### Request
Extract the text of every entry below exactly; leave images out.

>> BEGIN Data for this exercise

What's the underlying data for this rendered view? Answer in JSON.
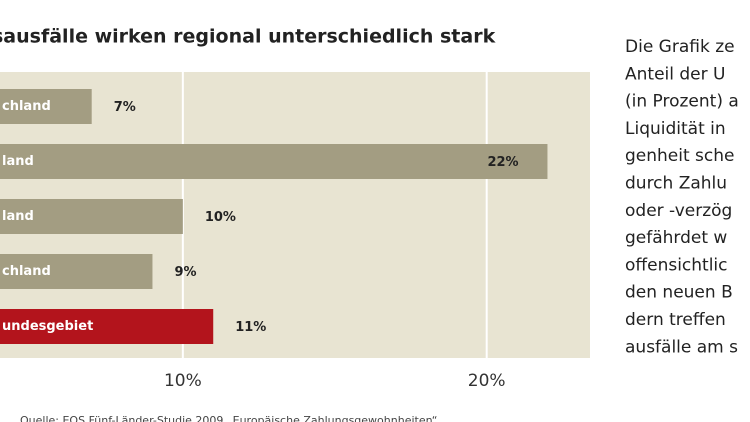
{
  "chart_data": {
    "type": "hbar",
    "title": "sausfälle wirken regional unterschiedlich stark",
    "categories": [
      "chland",
      "land",
      "land",
      "chland",
      "undesgebiet"
    ],
    "values": [
      7,
      22,
      10,
      9,
      11
    ],
    "value_labels": [
      "7%",
      "22%",
      "10%",
      "9%",
      "11%"
    ],
    "colors": [
      "#a39d82",
      "#a39d82",
      "#a39d82",
      "#a39d82",
      "#b3141c"
    ],
    "xlim": [
      0,
      23.4
    ],
    "xticks": [
      {
        "value": 10,
        "label": "10%"
      },
      {
        "value": 20,
        "label": "20%"
      }
    ],
    "grid": true,
    "source": "Quelle: EOS Fünf-Länder-Studie 2009 „Europäische Zahlungsgewohnheiten“"
  },
  "article": {
    "lines": [
      "Die Grafik ze",
      "Anteil der U",
      "(in Prozent) a",
      "Liquidität in",
      "genheit sche",
      "durch Zahlu",
      "oder -verzög",
      "gefährdet w",
      "offensichtlic",
      "den neuen B",
      "dern treffen",
      "ausfälle am s"
    ]
  }
}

>> END Data for this exercise

### Written solution
What's the underlying data for this rendered view? Answer in JSON.
{
  "chart_data": {
    "type": "hbar",
    "title": "sausfälle wirken regional unterschiedlich stark",
    "categories": [
      "chland",
      "land",
      "land",
      "chland",
      "undesgebiet"
    ],
    "values": [
      7,
      22,
      10,
      9,
      11
    ],
    "value_labels": [
      "7%",
      "22%",
      "10%",
      "9%",
      "11%"
    ],
    "colors": [
      "#a39d82",
      "#a39d82",
      "#a39d82",
      "#a39d82",
      "#b3141c"
    ],
    "xlim": [
      0,
      23.4
    ],
    "xticks": [
      {
        "value": 10,
        "label": "10%"
      },
      {
        "value": 20,
        "label": "20%"
      }
    ],
    "grid": true,
    "source": "Quelle: EOS Fünf-Länder-Studie 2009 „Europäische Zahlungsgewohnheiten“"
  },
  "article": {
    "lines": [
      "Die Grafik ze",
      "Anteil der U",
      "(in Prozent) a",
      "Liquidität in",
      "genheit sche",
      "durch Zahlu",
      "oder -verzög",
      "gefährdet w",
      "offensichtlic",
      "den neuen B",
      "dern treffen",
      "ausfälle am s"
    ]
  }
}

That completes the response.